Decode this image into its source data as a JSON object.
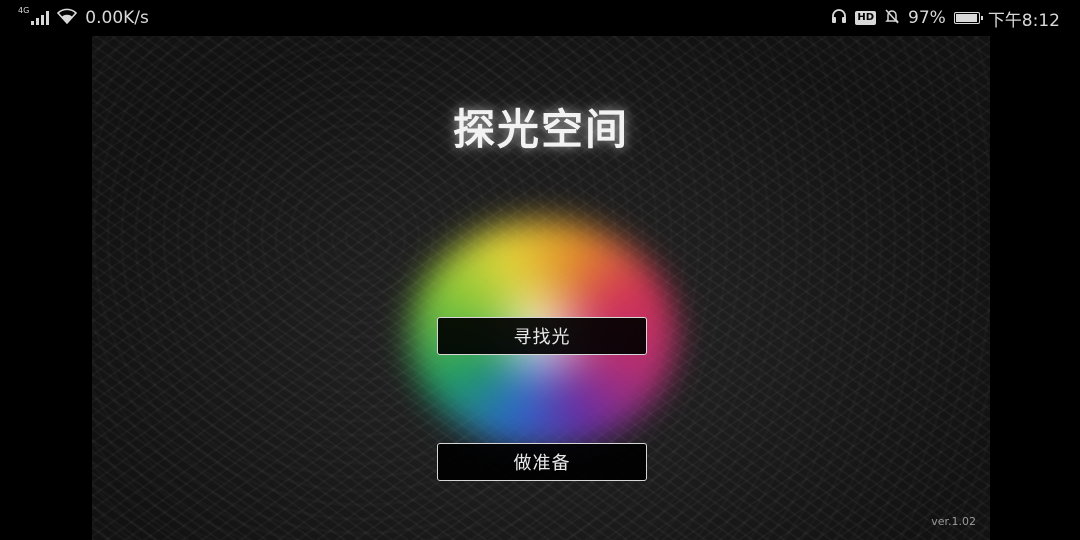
{
  "status_bar": {
    "network_type": "4G",
    "net_speed": "0.00K/s",
    "hd_label": "HD",
    "battery_percent": "97%",
    "battery_level": 0.97,
    "time": "下午8:12"
  },
  "app": {
    "title": "探光空间",
    "buttons": {
      "find_light": "寻找光",
      "prepare": "做准备"
    },
    "version": "ver.1.02"
  },
  "colors": {
    "background": "#000000",
    "stage": "#141414",
    "text": "#f2f2f2",
    "button_border": "#d6d6d6"
  }
}
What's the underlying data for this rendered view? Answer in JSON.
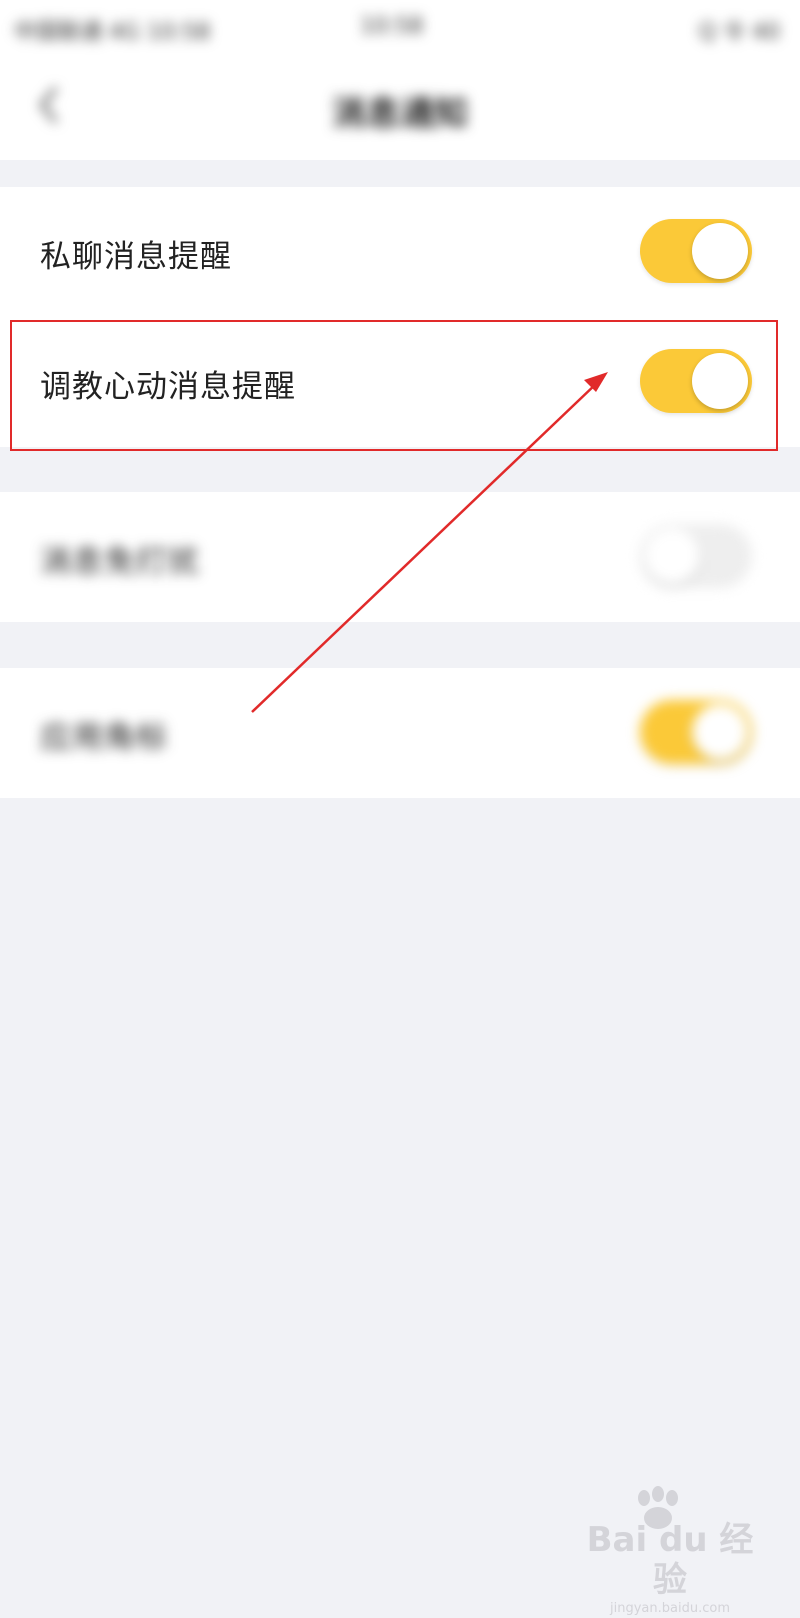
{
  "status_bar": {
    "carrier": "中国联通 4G 10:58",
    "time": "10:58",
    "battery": "Q 令 40"
  },
  "nav": {
    "back_icon": "chevron-left-icon",
    "title": "消息通知"
  },
  "settings": [
    {
      "label": "私聊消息提醒",
      "enabled": true
    },
    {
      "label": "调教心动消息提醒",
      "enabled": true
    },
    {
      "label": "消息免打扰",
      "enabled": false
    },
    {
      "label": "应用角标",
      "enabled": true
    }
  ],
  "colors": {
    "accent": "#fbc938",
    "annotation": "#e12a2a",
    "background": "#f1f2f6"
  },
  "watermark": {
    "brand": "Bai du 经验",
    "domain": "jingyan.baidu.com"
  }
}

----------

### PROBLEM TO SOLVE
Reproduce the entries exactly. Do not carry over any picture.

### REPLY TO THE TASK
Decode this image into its source data as a JSON object.
{
  "status_bar": {
    "network_type": "4G",
    "net_speed": "0.00K/s",
    "hd_label": "HD",
    "battery_percent": "97%",
    "battery_level": 0.97,
    "time": "下午8:12"
  },
  "app": {
    "title": "探光空间",
    "buttons": {
      "find_light": "寻找光",
      "prepare": "做准备"
    },
    "version": "ver.1.02"
  },
  "colors": {
    "background": "#000000",
    "stage": "#141414",
    "text": "#f2f2f2",
    "button_border": "#d6d6d6"
  }
}
What's the underlying data for this rendered view? Answer in JSON.
{
  "status_bar": {
    "carrier": "中国联通 4G 10:58",
    "time": "10:58",
    "battery": "Q 令 40"
  },
  "nav": {
    "back_icon": "chevron-left-icon",
    "title": "消息通知"
  },
  "settings": [
    {
      "label": "私聊消息提醒",
      "enabled": true
    },
    {
      "label": "调教心动消息提醒",
      "enabled": true
    },
    {
      "label": "消息免打扰",
      "enabled": false
    },
    {
      "label": "应用角标",
      "enabled": true
    }
  ],
  "colors": {
    "accent": "#fbc938",
    "annotation": "#e12a2a",
    "background": "#f1f2f6"
  },
  "watermark": {
    "brand": "Bai du 经验",
    "domain": "jingyan.baidu.com"
  }
}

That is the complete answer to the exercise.